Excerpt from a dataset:
★ ★ ★ ★

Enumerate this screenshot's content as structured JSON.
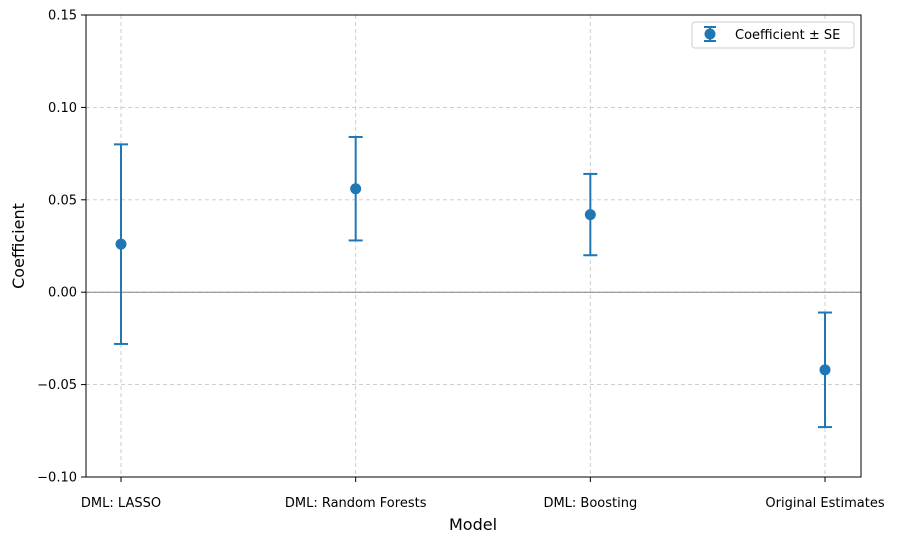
{
  "chart_data": {
    "type": "errorbar",
    "title": "",
    "xlabel": "Model",
    "ylabel": "Coefficient",
    "categories": [
      "DML: LASSO",
      "DML: Random Forests",
      "DML: Boosting",
      "Original Estimates"
    ],
    "series": [
      {
        "name": "Coefficient ± SE",
        "values": [
          0.026,
          0.056,
          0.042,
          -0.042
        ],
        "errors": [
          0.054,
          0.028,
          0.022,
          0.031
        ]
      }
    ],
    "ylim": [
      -0.1,
      0.15
    ],
    "yticks": [
      -0.1,
      -0.05,
      0.0,
      0.05,
      0.1,
      0.15
    ],
    "ytick_labels": [
      "−0.10",
      "−0.05",
      "0.00",
      "0.05",
      "0.10",
      "0.15"
    ],
    "zero_line": true,
    "grid": true,
    "legend_position": "top-right",
    "colors": {
      "series": "#1f77b4",
      "grid": "#c8c8c8",
      "zero_line": "#808080",
      "axes": "#000000"
    }
  }
}
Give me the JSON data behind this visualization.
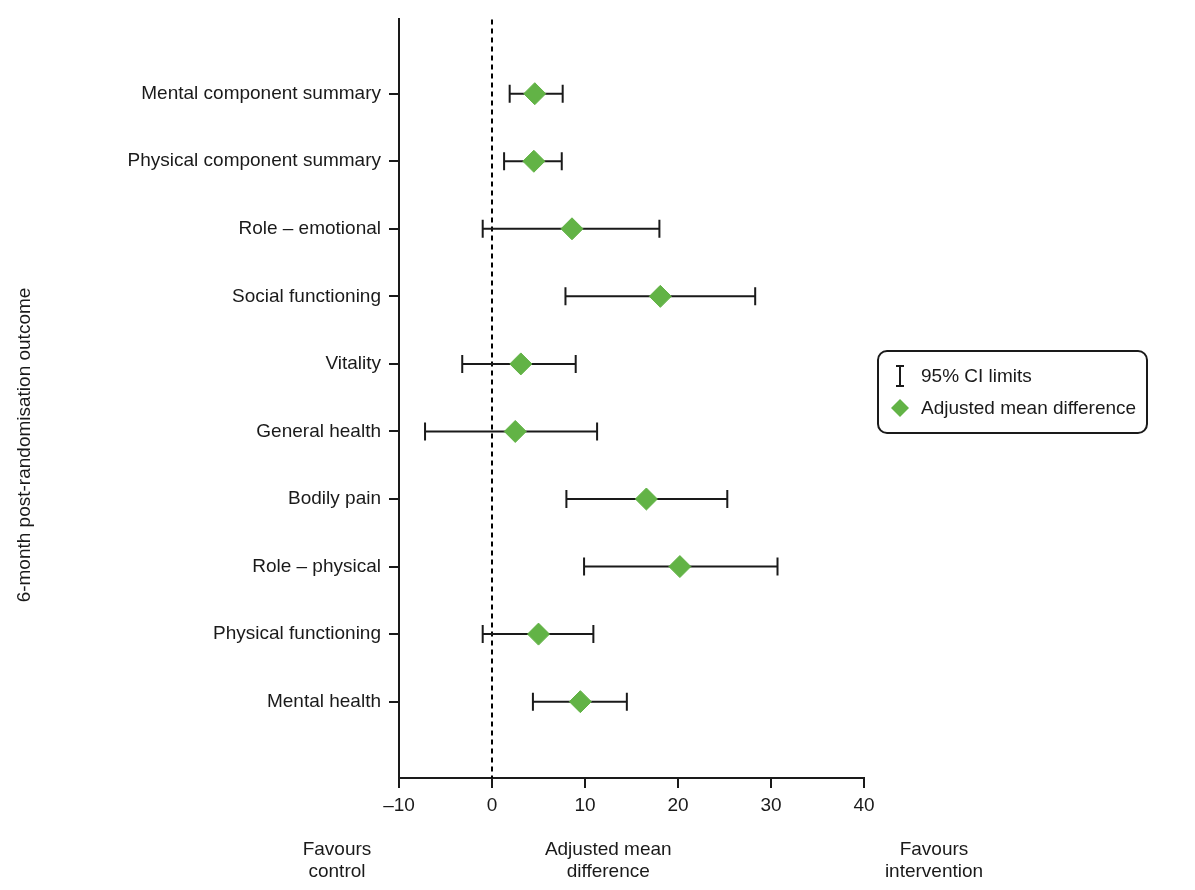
{
  "chart_data": {
    "type": "scatter",
    "orientation": "horizontal",
    "ylabel": "6-month post-randomisation outcome",
    "xlabel": "Adjusted mean difference",
    "categories": [
      "Mental component summary",
      "Physical component summary",
      "Role – emotional",
      "Social functioning",
      "Vitality",
      "General health",
      "Bodily pain",
      "Role – physical",
      "Physical functioning",
      "Mental health"
    ],
    "series": [
      {
        "name": "Adjusted mean difference",
        "color": "#62b346",
        "values": [
          4.6,
          4.5,
          8.6,
          18.1,
          3.1,
          2.5,
          16.6,
          20.2,
          5.0,
          9.5
        ],
        "errors": [
          [
            1.9,
            7.6
          ],
          [
            1.3,
            7.5
          ],
          [
            -1.0,
            18.0
          ],
          [
            7.9,
            28.3
          ],
          [
            -3.2,
            9.0
          ],
          [
            -7.2,
            11.3
          ],
          [
            8.0,
            25.3
          ],
          [
            9.9,
            30.7
          ],
          [
            -1.0,
            10.9
          ],
          [
            4.4,
            14.5
          ]
        ]
      }
    ],
    "xlim": [
      -10,
      40
    ],
    "xticks": [
      {
        "value": -10,
        "label": "–10"
      },
      0,
      10,
      20,
      30,
      40
    ],
    "ref_lines": [
      {
        "axis": "x",
        "value": 0,
        "line_style": "dashed",
        "color": "#000000"
      }
    ],
    "annotations": [
      "Favours control",
      "Favours intervention",
      "95% CI limits"
    ],
    "marker": "diamond",
    "legend": "right",
    "grid": false
  }
}
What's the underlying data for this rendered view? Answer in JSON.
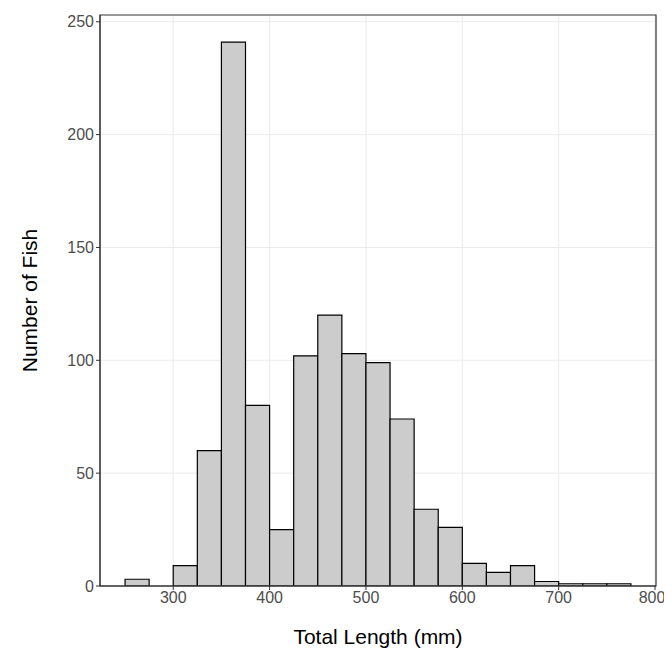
{
  "chart_data": {
    "type": "histogram",
    "x_label": "Total Length (mm)",
    "y_label": "Number of Fish",
    "bins": [
      250,
      275,
      300,
      325,
      350,
      375,
      400,
      425,
      450,
      475,
      500,
      525,
      550,
      575,
      600,
      625,
      650,
      675,
      700,
      725,
      750,
      775
    ],
    "values": [
      3,
      0,
      9,
      60,
      241,
      80,
      25,
      102,
      120,
      103,
      99,
      74,
      34,
      26,
      10,
      6,
      9,
      2,
      1,
      1,
      1
    ],
    "color": "#cccccc",
    "xlim": [
      224,
      801
    ],
    "ylim": [
      0,
      253
    ],
    "xticks": [
      300,
      400,
      500,
      600,
      700,
      800
    ],
    "yticks": [
      0,
      50,
      100,
      150,
      200,
      250
    ],
    "grid": true
  }
}
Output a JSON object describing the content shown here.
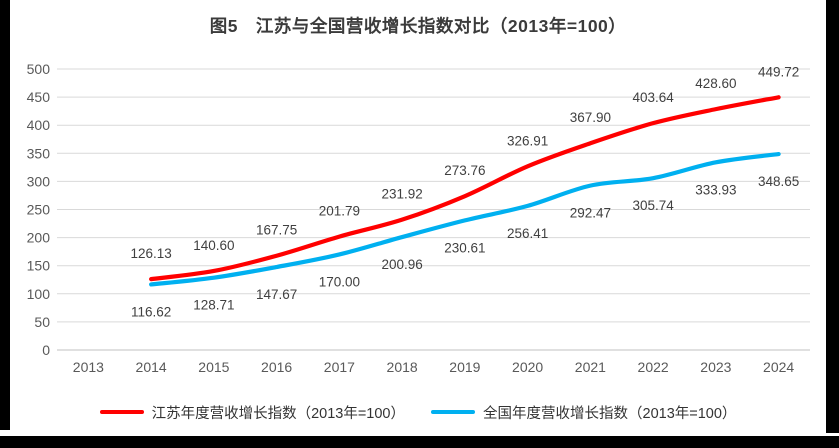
{
  "title": "图5　江苏与全国营收增长指数对比（2013年=100）",
  "chart_data": {
    "type": "line",
    "title": "图5　江苏与全国营收增长指数对比（2013年=100）",
    "categories": [
      "2013",
      "2014",
      "2015",
      "2016",
      "2017",
      "2018",
      "2019",
      "2020",
      "2021",
      "2022",
      "2023",
      "2024"
    ],
    "series": [
      {
        "name": "江苏年度营收增长指数（2013年=100）",
        "color": "#ff0000",
        "label_position": "above",
        "values": [
          null,
          126.13,
          140.6,
          167.75,
          201.79,
          231.92,
          273.76,
          326.91,
          367.9,
          403.64,
          428.6,
          449.72
        ]
      },
      {
        "name": "全国年度营收增长指数（2013年=100）",
        "color": "#00b0f0",
        "label_position": "below",
        "values": [
          null,
          116.62,
          128.71,
          147.67,
          170.0,
          200.96,
          230.61,
          256.41,
          292.47,
          305.74,
          333.93,
          348.65
        ]
      }
    ],
    "ylim": [
      0,
      500
    ],
    "ytick_step": 50,
    "grid": true,
    "legend_position": "bottom",
    "colors": {
      "grid": "#d9d9d9",
      "axis": "#c0c0c0",
      "tick_label": "#595959",
      "data_label": "#404040",
      "title": "#3b3b3b",
      "frame": "#000000"
    }
  }
}
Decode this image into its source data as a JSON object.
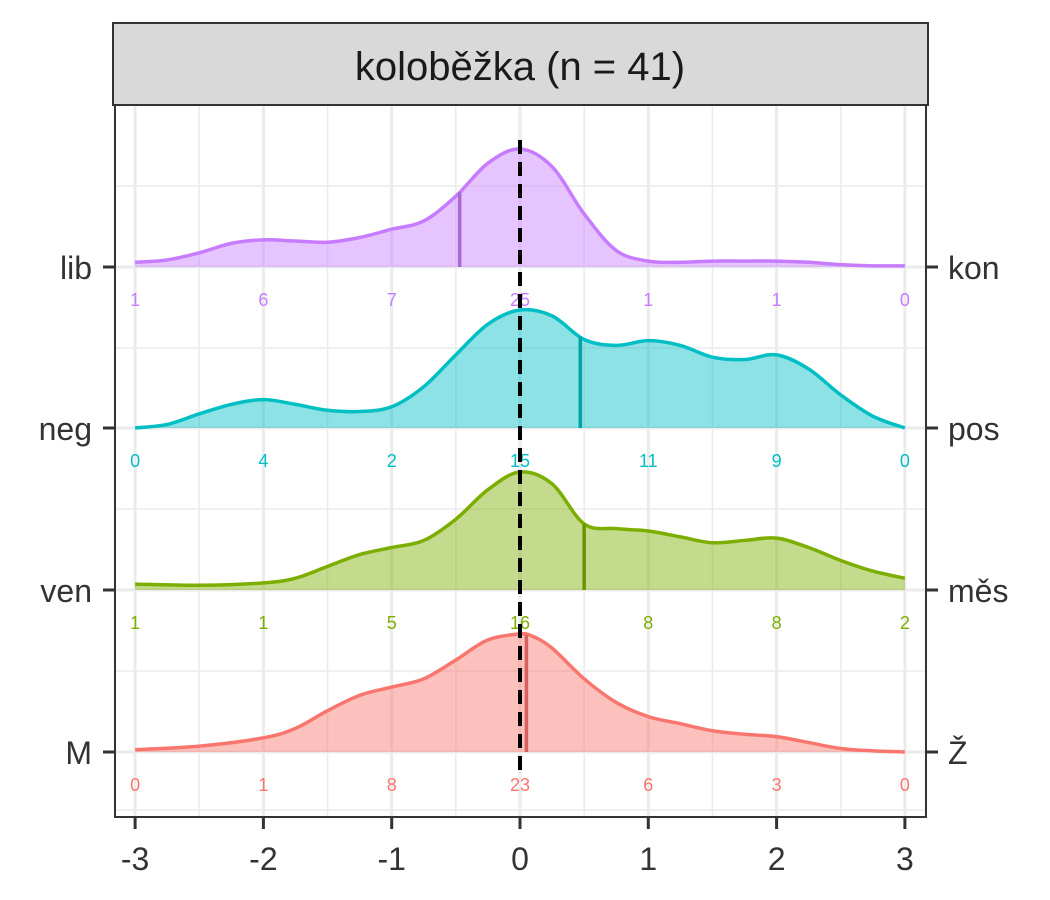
{
  "chart_data": {
    "type": "ridgeline",
    "title": "koloběžka (n = 41)",
    "xlim": [
      -3,
      3
    ],
    "x_ticks": [
      "-3",
      "-2",
      "-1",
      "0",
      "1",
      "2",
      "3"
    ],
    "x_tick_values": [
      -3,
      -2,
      -1,
      0,
      1,
      2,
      3
    ],
    "reference_line_x": 0,
    "grid": true,
    "series": [
      {
        "left_label": "M",
        "right_label": "Ž",
        "color": "#F8766D",
        "mean": 0.05,
        "x": [
          -3,
          -2.5,
          -2,
          -1.75,
          -1.5,
          -1.25,
          -1,
          -0.75,
          -0.5,
          -0.25,
          0,
          0.1,
          0.25,
          0.5,
          0.75,
          1,
          1.25,
          1.5,
          1.75,
          2,
          2.25,
          2.5,
          2.75,
          3
        ],
        "density": [
          0.02,
          0.05,
          0.12,
          0.2,
          0.35,
          0.48,
          0.55,
          0.62,
          0.78,
          0.95,
          1,
          0.98,
          0.88,
          0.62,
          0.42,
          0.3,
          0.24,
          0.18,
          0.15,
          0.13,
          0.08,
          0.03,
          0.01,
          0
        ],
        "counts": [
          {
            "x": -3,
            "label": "0"
          },
          {
            "x": -2,
            "label": "1"
          },
          {
            "x": -1,
            "label": "8"
          },
          {
            "x": 0,
            "label": "23"
          },
          {
            "x": 1,
            "label": "6"
          },
          {
            "x": 2,
            "label": "3"
          },
          {
            "x": 3,
            "label": "0"
          }
        ]
      },
      {
        "left_label": "ven",
        "right_label": "měs",
        "color": "#7CAE00",
        "mean": 0.5,
        "x": [
          -3,
          -2.5,
          -2,
          -1.75,
          -1.5,
          -1.25,
          -1,
          -0.75,
          -0.5,
          -0.25,
          0,
          0.25,
          0.5,
          0.75,
          1,
          1.25,
          1.5,
          1.75,
          2,
          2.25,
          2.5,
          2.75,
          3
        ],
        "density": [
          0.05,
          0.04,
          0.06,
          0.1,
          0.2,
          0.3,
          0.36,
          0.42,
          0.6,
          0.85,
          1,
          0.9,
          0.56,
          0.52,
          0.5,
          0.45,
          0.4,
          0.42,
          0.44,
          0.36,
          0.25,
          0.16,
          0.1
        ],
        "counts": [
          {
            "x": -3,
            "label": "1"
          },
          {
            "x": -2,
            "label": "1"
          },
          {
            "x": -1,
            "label": "5"
          },
          {
            "x": 0,
            "label": "16"
          },
          {
            "x": 1,
            "label": "8"
          },
          {
            "x": 2,
            "label": "8"
          },
          {
            "x": 3,
            "label": "2"
          }
        ]
      },
      {
        "left_label": "neg",
        "right_label": "pos",
        "color": "#00BFC4",
        "mean": 0.47,
        "x": [
          -3,
          -2.75,
          -2.5,
          -2.25,
          -2,
          -1.75,
          -1.5,
          -1.25,
          -1,
          -0.75,
          -0.5,
          -0.25,
          0,
          0.25,
          0.5,
          0.75,
          1,
          1.25,
          1.5,
          1.75,
          2,
          2.25,
          2.5,
          2.75,
          3
        ],
        "density": [
          0,
          0.03,
          0.12,
          0.2,
          0.24,
          0.2,
          0.15,
          0.14,
          0.18,
          0.35,
          0.62,
          0.88,
          1,
          0.95,
          0.75,
          0.7,
          0.74,
          0.7,
          0.6,
          0.58,
          0.62,
          0.5,
          0.28,
          0.1,
          0
        ],
        "counts": [
          {
            "x": -3,
            "label": "0"
          },
          {
            "x": -2,
            "label": "4"
          },
          {
            "x": -1,
            "label": "2"
          },
          {
            "x": 0,
            "label": "15"
          },
          {
            "x": 1,
            "label": "11"
          },
          {
            "x": 2,
            "label": "9"
          },
          {
            "x": 3,
            "label": "0"
          }
        ]
      },
      {
        "left_label": "lib",
        "right_label": "kon",
        "color": "#C77CFF",
        "mean": -0.47,
        "x": [
          -3,
          -2.75,
          -2.5,
          -2.25,
          -2,
          -1.75,
          -1.5,
          -1.25,
          -1,
          -0.75,
          -0.5,
          -0.25,
          0,
          0.25,
          0.5,
          0.75,
          1,
          1.25,
          1.5,
          1.75,
          2,
          2.25,
          2.5,
          2.75,
          3
        ],
        "density": [
          0.04,
          0.06,
          0.12,
          0.2,
          0.23,
          0.22,
          0.21,
          0.25,
          0.32,
          0.39,
          0.6,
          0.88,
          1,
          0.85,
          0.45,
          0.14,
          0.05,
          0.04,
          0.05,
          0.05,
          0.05,
          0.04,
          0.02,
          0.01,
          0.01
        ],
        "counts": [
          {
            "x": -3,
            "label": "1"
          },
          {
            "x": -2,
            "label": "6"
          },
          {
            "x": -1,
            "label": "7"
          },
          {
            "x": 0,
            "label": "25"
          },
          {
            "x": 1,
            "label": "1"
          },
          {
            "x": 2,
            "label": "1"
          },
          {
            "x": 3,
            "label": "0"
          }
        ]
      }
    ]
  }
}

★ ★ ★ ★

Copy each line of the listing that contains the string "xlabel".

WORKED SOLUTION ▸
    "xlabel": "Model",
    "xlabel": "Adjusted mean difference",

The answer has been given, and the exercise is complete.